Determine the number of lines containing the word "Account". Reply with it and nothing else.

####################

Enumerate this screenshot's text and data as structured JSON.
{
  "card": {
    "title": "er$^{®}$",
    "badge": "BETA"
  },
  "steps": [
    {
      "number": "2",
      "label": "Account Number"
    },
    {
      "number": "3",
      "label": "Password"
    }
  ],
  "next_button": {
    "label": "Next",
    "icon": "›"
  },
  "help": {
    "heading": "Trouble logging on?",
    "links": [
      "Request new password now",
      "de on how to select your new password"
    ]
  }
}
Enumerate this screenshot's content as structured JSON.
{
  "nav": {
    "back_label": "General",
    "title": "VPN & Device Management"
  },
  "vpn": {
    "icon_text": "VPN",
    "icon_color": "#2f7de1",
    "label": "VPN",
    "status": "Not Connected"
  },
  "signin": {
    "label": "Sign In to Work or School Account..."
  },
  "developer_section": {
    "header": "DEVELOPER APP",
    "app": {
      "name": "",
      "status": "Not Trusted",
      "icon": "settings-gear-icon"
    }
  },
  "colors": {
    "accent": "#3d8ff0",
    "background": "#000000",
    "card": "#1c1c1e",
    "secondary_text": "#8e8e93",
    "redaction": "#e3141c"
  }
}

####################

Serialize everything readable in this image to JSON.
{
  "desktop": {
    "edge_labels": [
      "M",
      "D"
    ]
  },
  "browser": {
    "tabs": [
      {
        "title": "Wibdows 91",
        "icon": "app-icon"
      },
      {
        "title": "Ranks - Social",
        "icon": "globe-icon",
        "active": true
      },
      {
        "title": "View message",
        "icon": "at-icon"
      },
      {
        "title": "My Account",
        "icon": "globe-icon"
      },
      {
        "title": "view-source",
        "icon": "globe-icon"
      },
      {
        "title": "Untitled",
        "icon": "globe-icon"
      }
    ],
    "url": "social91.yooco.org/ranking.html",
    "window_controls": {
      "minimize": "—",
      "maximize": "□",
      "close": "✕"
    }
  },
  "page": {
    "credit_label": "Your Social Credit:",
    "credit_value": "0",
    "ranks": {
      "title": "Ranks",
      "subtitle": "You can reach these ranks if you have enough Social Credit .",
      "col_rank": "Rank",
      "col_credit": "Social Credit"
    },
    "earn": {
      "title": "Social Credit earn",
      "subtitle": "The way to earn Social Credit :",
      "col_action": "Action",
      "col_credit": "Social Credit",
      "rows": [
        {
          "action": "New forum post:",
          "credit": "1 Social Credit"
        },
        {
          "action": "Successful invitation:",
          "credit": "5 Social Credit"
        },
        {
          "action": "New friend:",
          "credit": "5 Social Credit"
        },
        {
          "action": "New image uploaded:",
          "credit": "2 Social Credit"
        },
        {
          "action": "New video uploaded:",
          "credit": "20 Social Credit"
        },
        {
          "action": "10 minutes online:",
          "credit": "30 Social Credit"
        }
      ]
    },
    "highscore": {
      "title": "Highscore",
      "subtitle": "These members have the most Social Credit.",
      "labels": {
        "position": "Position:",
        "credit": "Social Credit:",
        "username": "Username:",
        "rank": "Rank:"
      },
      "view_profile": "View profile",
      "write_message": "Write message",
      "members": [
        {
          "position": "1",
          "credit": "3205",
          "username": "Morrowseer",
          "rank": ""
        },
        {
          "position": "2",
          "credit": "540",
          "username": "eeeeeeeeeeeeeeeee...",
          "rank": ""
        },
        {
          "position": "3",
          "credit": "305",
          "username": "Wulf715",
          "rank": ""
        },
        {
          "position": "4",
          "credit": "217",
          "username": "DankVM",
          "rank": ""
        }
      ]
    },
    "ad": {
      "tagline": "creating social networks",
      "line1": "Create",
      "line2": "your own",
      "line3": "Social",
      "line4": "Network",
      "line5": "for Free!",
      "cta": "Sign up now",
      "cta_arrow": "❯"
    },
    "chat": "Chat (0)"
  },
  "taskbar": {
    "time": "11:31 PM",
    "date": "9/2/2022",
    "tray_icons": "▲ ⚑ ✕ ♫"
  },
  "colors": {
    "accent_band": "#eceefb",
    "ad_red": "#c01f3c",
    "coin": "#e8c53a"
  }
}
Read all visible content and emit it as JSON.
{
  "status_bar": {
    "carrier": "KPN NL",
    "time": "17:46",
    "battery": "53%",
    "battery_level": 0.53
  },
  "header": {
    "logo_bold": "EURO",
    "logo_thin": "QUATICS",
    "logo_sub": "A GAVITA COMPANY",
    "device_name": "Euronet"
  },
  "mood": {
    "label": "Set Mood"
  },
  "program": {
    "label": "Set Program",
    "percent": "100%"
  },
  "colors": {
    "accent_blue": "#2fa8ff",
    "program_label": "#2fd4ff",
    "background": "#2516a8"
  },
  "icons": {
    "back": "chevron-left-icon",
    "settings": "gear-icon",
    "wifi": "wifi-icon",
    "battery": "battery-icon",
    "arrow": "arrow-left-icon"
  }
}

####################

COMPLETE ANSWER:
3